::: PASSAGE GIVEN :::

Concedingly the Tariff Regulation and Tariff Order already notified is in force. In terms of Section 64(6) a Tariff Order shall, unless amended or revoked, continue to be in force for the period specified in the Tariff Order.
11. Concedingly the CERC Tariff Regulation, 2001, which apply to the period in question and only in terms of which only Tariff was determined and Tariff is payable. There is no enabling provisions in the CERC Tariff Notification much less an exemption has been provided in the CERC (Tariff Regulations) 2001, which would enable the CERC to deviate even in cases where it comes to the conclusion that unintended and hardship is caused to the beneficiary, namely the first Respondent.
12. In exercise of power conferred under Sections 28 of the Electricity Regulatory Commission Act, 1998, CERC framed the Central Electricity Regulatory Commission (Terms and Conditions of the Tariff) Regulations, 2001. The said regulations came into force on 1^st April, 2001 and remained in force for a period of three years unless reviewed earlier or extended by CERC. There is no controversy that the said Tariff notified and Tariff Regulations apply to the case on hand as well as for the Tariff period 1^st April, 2003 to 31^st March, 2004 as per the provisions of The Electricity Act, 2003.
13. Para 3.16 (iv) of Notification dated 26^th March, 2001 prescribed that the capacity charges shall be paid by the beneficiaries including those outside the region to the generator in accordance with the formula prescribed therein. The said Notification is binding on the parties. The said being a statutory regulation is binding on all parties including the commission. Notification read thus: When the month of change over to Tariff as per this notification is (not) the first month of a financial year, then capacity index for the part of the year prior to switchover shall be "deemed capacity index" determined on the basis of actual generation plus backing down and weighted average of percentage allocated capacity share of the beneficiary shall be equal to its total drawal from station (as per regional energy accounting) expressed as percentage of total ex-bus generation. Payment of capacity charges for the period prior to switchover shall be regulated as per Tariff applicable till the date of switchover and pro-rata incentive, as applicable shall be paid.
Payment of the Capacity Charges for the month after the switchover to Tariff shall be as per the formula given above.
14. Therefore, it follows that the cost is to be determined only in terms of the notified Tariff and Tariff Regulations and not by any other method, procedure or formula, which cannot be read into the Regulation. Admittedly, the Appellant has billed the first Respondent only in terms of the Tariff notified and as per existing statutory regulations and, therefore, the interference by the CERC with respect to the billing procedure adopted by Appellant is not at all called for nor it is authorized by law.
15. The CERC had considered three possible alternatives for determining the fixed changes for the period commencing from 1^st November, 2003 to 31^st March, 2004 giving a go by to Tariff Regulations dated 26^th March, 2001, which is impermissible. Merely because in the view of the CERC, the provisions of Tariff Regulations 2001 dated 26^th March, 2001, may cause hardship, no division is permissible nor the binding Regulations could be re-written at the sweet will and discretion of CERC. Further adopting a different method for part of the year is neither permissible nor it could be resorted to when the Tariff Regulation is binding not only on the parties but also on the CERC.That apart why such a deviation is not resorted to Pre ABT and why to Post ABT period has not been explained. According to Appellant the third formula should not have been adopted for a selective period, which is not permissible in law. If the third alternative has been adopted for the whole year, which includes pre ABT, different consequence may flow in respect of the two hydro generation projects, viz. Ranganadhi and Doyang.

:::

PROBLEM SET →
1: In the passage on the CERC tariff regulations, on what date did the Central Electricity Regulatory Commission (Terms and Conditions of the Tariff) Regulations, 2001 come into force?
2: Carry the passage on the CERC tariff dispute forward from its final sentence.

::: DATASET ROWS :::

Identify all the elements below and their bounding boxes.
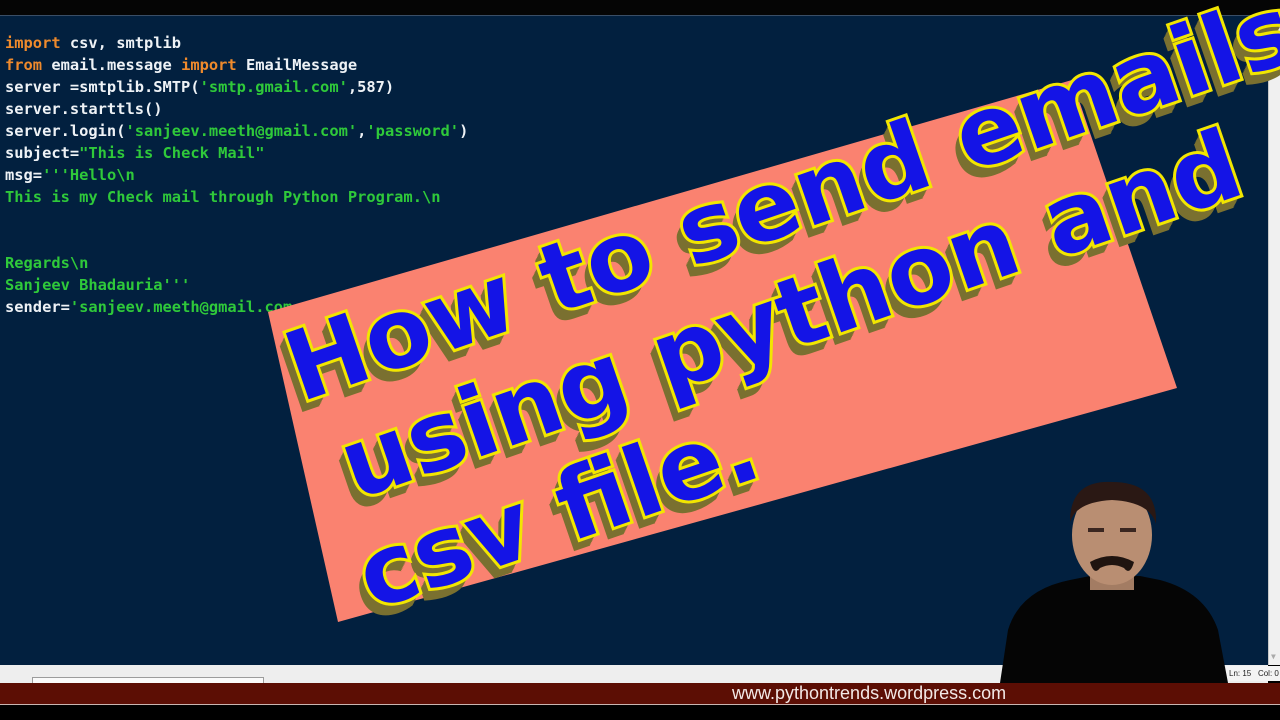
code-string: Regards\n <box>5 254 89 272</box>
scroll-up-arrow-icon[interactable]: ▲ <box>1271 19 1276 28</box>
code-token: server =smtplib.SMTP( <box>5 78 200 96</box>
presenter-webcam <box>1000 481 1228 683</box>
website-url: www.pythontrends.wordpress.com <box>732 683 1007 703</box>
code-line[interactable]: msg='''Hello\n <box>5 164 468 186</box>
code-string: 'password' <box>366 122 460 140</box>
code-line[interactable]: server.starttls() <box>5 98 468 120</box>
code-string: "This is Check Mail" <box>79 144 265 162</box>
code-token: EmailMessage <box>236 56 358 74</box>
code-string: Sanjeev Bhadauria''' <box>5 276 191 294</box>
code-line[interactable]: from email.message import EmailMessage <box>5 54 468 76</box>
presenter-eye-left <box>1088 528 1104 532</box>
code-line[interactable]: sender='sanjeev.meeth@gmail.com <box>5 296 468 318</box>
code-token: server.starttls() <box>5 100 163 118</box>
website-banner: www.pythontrends.wordpress.com <box>0 683 1280 705</box>
code-line[interactable]: Regards\n <box>5 252 468 274</box>
code-line[interactable]: server =smtplib.SMTP('smtp.gmail.com',58… <box>5 76 468 98</box>
code-text[interactable]: import csv, smtplib from email.message im… <box>5 32 468 318</box>
presenter-eye-right <box>1120 528 1136 532</box>
top-black-bar <box>0 0 1280 15</box>
code-string: '''Hello\n <box>42 166 135 184</box>
code-line[interactable] <box>5 208 468 230</box>
code-token: , <box>357 122 367 140</box>
status-col: Col: 0 <box>1257 669 1279 678</box>
code-string: 'smtp.gmail.com' <box>199 78 348 96</box>
code-token: ) <box>459 122 469 140</box>
code-line[interactable]: server.login('sanjeev.meeth@gmail.com','… <box>5 120 468 142</box>
code-string: 'sanjeev.meeth@gmail.com' <box>125 122 358 140</box>
code-keyword: from <box>5 56 43 74</box>
code-token: ,587) <box>347 78 395 96</box>
code-token: sender= <box>5 298 70 316</box>
code-keyword: import <box>181 56 237 74</box>
presenter-shirt <box>1000 576 1228 683</box>
code-token: server.login( <box>5 122 126 140</box>
bottom-black-bar <box>0 705 1280 720</box>
code-token: msg= <box>5 166 43 184</box>
code-line[interactable]: import csv, smtplib <box>5 32 468 54</box>
code-token: csv, smtplib <box>60 34 182 52</box>
code-line[interactable]: Sanjeev Bhadauria''' <box>5 274 468 296</box>
code-line[interactable] <box>5 230 468 252</box>
code-line[interactable]: subject="This is Check Mail" <box>5 142 468 164</box>
code-token: email.message <box>42 56 182 74</box>
code-string: 'sanjeev.meeth@gmail.com <box>69 298 293 316</box>
vertical-scrollbar[interactable]: ▲ ▼ <box>1268 15 1280 665</box>
code-token: subject= <box>5 144 80 162</box>
status-bar: Ln: 15 Col: 0 <box>1226 666 1280 681</box>
code-keyword: import <box>5 34 61 52</box>
code-line[interactable]: This is my Check mail through Python Pro… <box>5 186 468 208</box>
scroll-down-arrow-icon[interactable]: ▼ <box>1271 652 1276 661</box>
code-string: This is my Check mail through Python Pro… <box>5 188 441 206</box>
status-line: Ln: 15 <box>1229 669 1252 678</box>
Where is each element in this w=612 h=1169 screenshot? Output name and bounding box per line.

:::

RESPONSES PER TASK →
1: 1st April, 2001

2:
16. The CERC failed to note that the two part Tariff determined by it in terms of its order dated 11^th April, 2002 and 6^th October, 2003 came to be implemented after the introduction of ABT on 1^st November, 2003. That apart CERC by its order dated 17^th April, 2003 had allowed provisional Tariff for Doyang. All the above orders are as a result of exercise of statutory power conferred on CERC and it cannot be whittled down by a side wind as the statutory Regulations and orders has the same efficacy and authority as that of a statutory Rule or notification.
17. Hence, without amendment of the Regulations in a manner known to law, CERC has neither the authority nor jurisdiction to erase the statutory Rule and notification even though it is the Rule making authority and the authority who had fixed the Tariff and issued statutory notification. Such an action of CERC is impermissible in law and it is against all cannons of legal principles. At any rate introduction of ABT in the middle of the year is no ground to reduce the annual fixed charges payable according to Tariff Regulation, 2001.
So long as the Tariff Regulations remain in force the CERC has neither the authority nor jurisdiction to deviate from the binding Tariff Regulation and Tariff Order.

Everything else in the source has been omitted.